> _TASK BRIEF_:
Filter the records below down to lines containing "screenshot".

> _DATA PROVIDED_:
● ● ● ● ●
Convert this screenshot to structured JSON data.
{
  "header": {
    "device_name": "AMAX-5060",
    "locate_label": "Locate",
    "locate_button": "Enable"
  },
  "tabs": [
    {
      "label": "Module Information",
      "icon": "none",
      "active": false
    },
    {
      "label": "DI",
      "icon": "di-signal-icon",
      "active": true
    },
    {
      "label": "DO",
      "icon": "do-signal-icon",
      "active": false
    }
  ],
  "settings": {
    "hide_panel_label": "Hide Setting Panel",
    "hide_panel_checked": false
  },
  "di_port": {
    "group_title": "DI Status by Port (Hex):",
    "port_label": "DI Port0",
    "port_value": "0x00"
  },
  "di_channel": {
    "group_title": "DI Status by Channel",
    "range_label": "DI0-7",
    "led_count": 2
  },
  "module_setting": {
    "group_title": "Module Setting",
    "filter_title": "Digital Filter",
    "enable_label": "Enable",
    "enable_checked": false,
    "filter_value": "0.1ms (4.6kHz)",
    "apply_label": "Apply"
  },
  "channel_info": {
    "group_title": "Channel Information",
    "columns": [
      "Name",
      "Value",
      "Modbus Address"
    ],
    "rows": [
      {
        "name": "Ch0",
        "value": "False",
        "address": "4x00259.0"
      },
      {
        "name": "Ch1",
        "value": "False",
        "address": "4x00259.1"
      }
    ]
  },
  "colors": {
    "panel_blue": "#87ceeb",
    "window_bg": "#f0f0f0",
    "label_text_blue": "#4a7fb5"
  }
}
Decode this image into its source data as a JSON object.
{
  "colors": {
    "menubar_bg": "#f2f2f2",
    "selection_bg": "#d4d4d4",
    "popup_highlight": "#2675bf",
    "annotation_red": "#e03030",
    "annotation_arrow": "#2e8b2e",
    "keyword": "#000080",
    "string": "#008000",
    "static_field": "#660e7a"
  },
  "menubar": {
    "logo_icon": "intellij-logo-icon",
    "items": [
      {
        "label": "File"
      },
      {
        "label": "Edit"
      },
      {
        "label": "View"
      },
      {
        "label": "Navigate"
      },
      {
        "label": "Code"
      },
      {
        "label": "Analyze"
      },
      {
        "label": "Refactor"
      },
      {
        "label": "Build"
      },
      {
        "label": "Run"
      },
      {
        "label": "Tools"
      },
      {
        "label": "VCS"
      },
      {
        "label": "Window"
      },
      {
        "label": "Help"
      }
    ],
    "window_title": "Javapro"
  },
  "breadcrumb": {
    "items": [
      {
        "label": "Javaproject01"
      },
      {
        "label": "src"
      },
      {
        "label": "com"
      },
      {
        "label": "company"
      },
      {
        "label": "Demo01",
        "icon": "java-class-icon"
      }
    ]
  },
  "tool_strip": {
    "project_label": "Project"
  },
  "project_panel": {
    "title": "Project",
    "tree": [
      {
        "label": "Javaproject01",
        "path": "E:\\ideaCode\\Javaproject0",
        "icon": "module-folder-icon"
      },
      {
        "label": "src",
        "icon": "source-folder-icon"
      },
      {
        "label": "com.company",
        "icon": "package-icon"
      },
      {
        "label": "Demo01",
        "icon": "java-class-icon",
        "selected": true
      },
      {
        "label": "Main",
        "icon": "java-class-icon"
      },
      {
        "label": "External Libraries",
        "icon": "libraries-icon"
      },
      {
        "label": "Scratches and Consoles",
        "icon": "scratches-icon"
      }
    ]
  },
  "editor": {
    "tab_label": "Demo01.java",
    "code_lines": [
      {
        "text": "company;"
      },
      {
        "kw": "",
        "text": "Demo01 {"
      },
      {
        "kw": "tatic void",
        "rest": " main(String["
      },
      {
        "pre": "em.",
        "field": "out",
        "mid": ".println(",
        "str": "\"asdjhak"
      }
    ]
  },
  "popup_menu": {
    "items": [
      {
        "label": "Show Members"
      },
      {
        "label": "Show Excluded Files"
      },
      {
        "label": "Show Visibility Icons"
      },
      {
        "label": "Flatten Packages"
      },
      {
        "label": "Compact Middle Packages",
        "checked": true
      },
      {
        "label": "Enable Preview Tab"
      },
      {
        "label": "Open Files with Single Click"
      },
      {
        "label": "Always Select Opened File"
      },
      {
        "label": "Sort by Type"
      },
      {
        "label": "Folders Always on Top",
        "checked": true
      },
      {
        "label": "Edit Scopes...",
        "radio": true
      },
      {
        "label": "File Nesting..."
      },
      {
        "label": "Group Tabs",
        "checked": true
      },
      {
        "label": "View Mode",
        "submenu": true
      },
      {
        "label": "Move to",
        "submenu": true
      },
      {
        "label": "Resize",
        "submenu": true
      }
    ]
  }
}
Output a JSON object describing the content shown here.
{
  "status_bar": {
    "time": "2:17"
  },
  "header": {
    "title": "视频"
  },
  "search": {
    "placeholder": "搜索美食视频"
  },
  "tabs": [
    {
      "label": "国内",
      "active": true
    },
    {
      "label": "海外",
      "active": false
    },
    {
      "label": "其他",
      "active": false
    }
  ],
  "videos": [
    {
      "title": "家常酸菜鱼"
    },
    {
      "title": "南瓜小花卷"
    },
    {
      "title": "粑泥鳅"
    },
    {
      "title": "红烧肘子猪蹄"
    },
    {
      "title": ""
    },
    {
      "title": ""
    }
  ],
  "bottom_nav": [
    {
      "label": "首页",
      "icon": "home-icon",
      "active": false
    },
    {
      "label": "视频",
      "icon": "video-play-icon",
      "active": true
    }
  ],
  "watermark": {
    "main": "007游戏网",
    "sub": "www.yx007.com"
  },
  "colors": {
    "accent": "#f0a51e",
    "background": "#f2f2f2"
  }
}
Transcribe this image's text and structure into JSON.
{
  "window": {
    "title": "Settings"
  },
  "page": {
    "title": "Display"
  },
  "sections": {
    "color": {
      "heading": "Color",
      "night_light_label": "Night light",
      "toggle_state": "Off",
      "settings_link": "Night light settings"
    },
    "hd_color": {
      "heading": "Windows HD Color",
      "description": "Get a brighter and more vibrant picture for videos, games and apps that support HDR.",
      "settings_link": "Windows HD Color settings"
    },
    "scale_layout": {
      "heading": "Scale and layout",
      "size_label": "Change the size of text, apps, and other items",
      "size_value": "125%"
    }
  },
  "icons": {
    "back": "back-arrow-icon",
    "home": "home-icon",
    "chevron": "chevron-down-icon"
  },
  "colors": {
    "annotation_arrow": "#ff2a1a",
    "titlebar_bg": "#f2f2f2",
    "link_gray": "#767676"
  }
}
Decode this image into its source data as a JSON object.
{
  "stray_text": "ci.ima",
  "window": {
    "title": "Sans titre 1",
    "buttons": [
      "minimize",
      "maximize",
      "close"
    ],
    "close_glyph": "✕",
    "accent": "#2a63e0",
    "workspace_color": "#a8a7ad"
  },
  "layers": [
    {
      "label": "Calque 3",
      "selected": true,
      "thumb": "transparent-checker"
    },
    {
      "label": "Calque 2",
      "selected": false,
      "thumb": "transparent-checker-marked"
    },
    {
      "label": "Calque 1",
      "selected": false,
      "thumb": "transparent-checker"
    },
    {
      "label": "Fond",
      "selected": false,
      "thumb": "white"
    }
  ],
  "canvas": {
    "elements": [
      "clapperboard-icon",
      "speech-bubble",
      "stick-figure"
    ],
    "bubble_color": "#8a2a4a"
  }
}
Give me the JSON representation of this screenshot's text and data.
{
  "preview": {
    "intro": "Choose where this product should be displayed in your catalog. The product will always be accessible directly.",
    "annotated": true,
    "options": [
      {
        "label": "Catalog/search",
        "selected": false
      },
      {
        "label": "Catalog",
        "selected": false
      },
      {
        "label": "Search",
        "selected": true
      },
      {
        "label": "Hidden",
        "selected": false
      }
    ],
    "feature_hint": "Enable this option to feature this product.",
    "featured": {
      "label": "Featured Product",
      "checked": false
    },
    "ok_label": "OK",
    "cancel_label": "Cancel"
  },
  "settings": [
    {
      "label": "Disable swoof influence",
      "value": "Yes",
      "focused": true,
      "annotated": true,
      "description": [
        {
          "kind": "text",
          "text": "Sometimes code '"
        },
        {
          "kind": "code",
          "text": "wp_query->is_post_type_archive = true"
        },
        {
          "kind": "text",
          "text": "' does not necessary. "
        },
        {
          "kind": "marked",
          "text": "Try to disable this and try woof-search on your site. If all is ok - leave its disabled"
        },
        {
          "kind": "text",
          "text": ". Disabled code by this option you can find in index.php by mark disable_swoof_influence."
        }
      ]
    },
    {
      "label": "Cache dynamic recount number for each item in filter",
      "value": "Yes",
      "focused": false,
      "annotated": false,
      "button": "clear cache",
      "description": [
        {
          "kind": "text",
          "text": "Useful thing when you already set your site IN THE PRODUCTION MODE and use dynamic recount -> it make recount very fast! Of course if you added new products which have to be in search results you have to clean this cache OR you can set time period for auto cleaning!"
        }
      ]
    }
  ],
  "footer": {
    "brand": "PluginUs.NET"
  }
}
● ● ● ● ●
> _ANSWER TO THIS EXERCISE_:
Convert this screenshot to structured JSON data.
Give me the JSON representation of this screenshot's text and data.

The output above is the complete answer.